Reproduce all entries verbatim, with nothing added or dropped.

• Provided entries:
┄┄┄┄┄┄┄┄┄┄┄┄┄┄┄┄┄┄┄┄

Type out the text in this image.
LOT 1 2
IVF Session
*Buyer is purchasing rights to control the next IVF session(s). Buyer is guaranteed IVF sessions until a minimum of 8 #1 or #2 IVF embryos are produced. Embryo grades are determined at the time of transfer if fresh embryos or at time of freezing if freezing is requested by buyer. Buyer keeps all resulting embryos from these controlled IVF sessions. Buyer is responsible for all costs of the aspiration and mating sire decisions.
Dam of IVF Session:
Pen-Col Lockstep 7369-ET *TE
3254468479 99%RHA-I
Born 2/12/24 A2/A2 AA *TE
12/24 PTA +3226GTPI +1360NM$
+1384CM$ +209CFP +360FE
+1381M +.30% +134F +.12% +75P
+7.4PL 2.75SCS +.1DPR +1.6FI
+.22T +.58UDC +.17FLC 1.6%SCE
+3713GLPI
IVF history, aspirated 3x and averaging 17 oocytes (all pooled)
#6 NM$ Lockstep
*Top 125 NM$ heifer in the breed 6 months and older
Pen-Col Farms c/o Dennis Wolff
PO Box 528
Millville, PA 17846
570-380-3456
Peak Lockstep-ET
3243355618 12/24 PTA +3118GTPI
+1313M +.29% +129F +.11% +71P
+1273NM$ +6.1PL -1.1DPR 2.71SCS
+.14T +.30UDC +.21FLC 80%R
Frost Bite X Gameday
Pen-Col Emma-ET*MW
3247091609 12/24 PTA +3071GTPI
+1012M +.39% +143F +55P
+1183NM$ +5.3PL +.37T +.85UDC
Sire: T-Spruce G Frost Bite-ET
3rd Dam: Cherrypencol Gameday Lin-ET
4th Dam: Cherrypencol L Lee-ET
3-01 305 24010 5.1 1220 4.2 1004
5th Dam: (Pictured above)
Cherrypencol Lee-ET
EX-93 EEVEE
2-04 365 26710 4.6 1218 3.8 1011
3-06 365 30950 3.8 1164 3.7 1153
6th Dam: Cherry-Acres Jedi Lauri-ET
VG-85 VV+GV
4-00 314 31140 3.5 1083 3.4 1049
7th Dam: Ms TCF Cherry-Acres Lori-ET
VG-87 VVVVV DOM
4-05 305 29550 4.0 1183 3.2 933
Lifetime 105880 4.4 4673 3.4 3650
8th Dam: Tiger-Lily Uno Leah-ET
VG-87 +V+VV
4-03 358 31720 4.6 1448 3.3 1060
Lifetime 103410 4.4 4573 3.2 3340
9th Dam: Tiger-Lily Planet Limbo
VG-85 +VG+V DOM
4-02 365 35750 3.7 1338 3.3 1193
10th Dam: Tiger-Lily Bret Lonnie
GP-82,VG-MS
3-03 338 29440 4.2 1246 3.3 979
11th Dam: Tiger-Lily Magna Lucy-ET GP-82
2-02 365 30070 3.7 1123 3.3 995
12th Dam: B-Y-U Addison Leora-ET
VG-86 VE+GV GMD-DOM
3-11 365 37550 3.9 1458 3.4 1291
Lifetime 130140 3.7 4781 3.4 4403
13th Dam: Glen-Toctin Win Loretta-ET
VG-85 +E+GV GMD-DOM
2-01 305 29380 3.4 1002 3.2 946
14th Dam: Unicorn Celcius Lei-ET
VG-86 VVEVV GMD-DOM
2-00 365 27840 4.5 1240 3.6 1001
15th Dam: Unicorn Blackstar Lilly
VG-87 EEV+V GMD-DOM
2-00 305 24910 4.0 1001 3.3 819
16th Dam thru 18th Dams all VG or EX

┄┄┄┄┄┄┄┄┄┄┄┄┄┄┄┄┄┄┄┄

• Complete output:
Type out the text in this image.
LOT 1 2
IVF Session
*Buyer is purchasing rights to control the next IVF session(s). Buyer is guaranteed IVF sessions until a minimum of 8 #1 or #2 IVF embryos are produced. Embryo grades are determined at the time of transfer if fresh embryos or at time of freezing if freezing is requested by buyer. Buyer keeps all resulting embryos from these controlled IVF sessions. Buyer is responsible for all costs of the aspiration and mating sire decisions.
Dam of IVF Session:
Pen-Col Lockstep 7369-ET *TE
3254468479 99%RHA-I
Born 2/12/24 A2/A2 AA *TE
12/24 PTA +3226GTPI +1360NM$
+1384CM$ +209CFP +360FE
+1381M +.30% +134F +.12% +75P
+7.4PL 2.75SCS +.1DPR +1.6FI
+.22T +.58UDC +.17FLC 1.6%SCE
+3713GLPI
IVF history, aspirated 3x and averaging 17 oocytes (all pooled)
#6 NM$ Lockstep
*Top 125 NM$ heifer in the breed 6 months and older
Pen-Col Farms c/o Dennis Wolff
PO Box 528
Millville, PA 17846
570-380-3456
Peak Lockstep-ET
3243355618 12/24 PTA +3118GTPI
+1313M +.29% +129F +.11% +71P
+1273NM$ +6.1PL -1.1DPR 2.71SCS
+.14T +.30UDC +.21FLC 80%R
Frost Bite X Gameday
Pen-Col Emma-ET*MW
3247091609 12/24 PTA +3071GTPI
+1012M +.39% +143F +55P
+1183NM$ +5.3PL +.37T +.85UDC
Sire: T-Spruce G Frost Bite-ET
3rd Dam: Cherrypencol Gameday Lin-ET
4th Dam: Cherrypencol L Lee-ET
3-01 305 24010 5.1 1220 4.2 1004
5th Dam: (Pictured above)
Cherrypencol Lee-ET
EX-93 EEVEE
2-04 365 26710 4.6 1218 3.8 1011
3-06 365 30950 3.8 1164 3.7 1153
6th Dam: Cherry-Acres Jedi Lauri-ET
VG-85 VV+GV
4-00 314 31140 3.5 1083 3.4 1049
7th Dam: Ms TCF Cherry-Acres Lori-ET
VG-87 VVVVV DOM
4-05 305 29550 4.0 1183 3.2 933
Lifetime 105880 4.4 4673 3.4 3650
8th Dam: Tiger-Lily Uno Leah-ET
VG-87 +V+VV
4-03 358 31720 4.6 1448 3.3 1060
Lifetime 103410 4.4 4573 3.2 3340
9th Dam: Tiger-Lily Planet Limbo
VG-85 +VG+V DOM
4-02 365 35750 3.7 1338 3.3 1193
10th Dam: Tiger-Lily Bret Lonnie
GP-82,VG-MS
3-03 338 29440 4.2 1246 3.3 979
11th Dam: Tiger-Lily Magna Lucy-ET GP-82
2-02 365 30070 3.7 1123 3.3 995
12th Dam: B-Y-U Addison Leora-ET
VG-86 VE+GV GMD-DOM
3-11 365 37550 3.9 1458 3.4 1291
Lifetime 130140 3.7 4781 3.4 4403
13th Dam: Glen-Toctin Win Loretta-ET
VG-85 +E+GV GMD-DOM
2-01 305 29380 3.4 1002 3.2 946
14th Dam: Unicorn Celcius Lei-ET
VG-86 VVEVV GMD-DOM
2-00 365 27840 4.5 1240 3.6 1001
15th Dam: Unicorn Blackstar Lilly
VG-87 EEV+V GMD-DOM
2-00 305 24910 4.0 1001 3.3 819
16th Dam thru 18th Dams all VG or EX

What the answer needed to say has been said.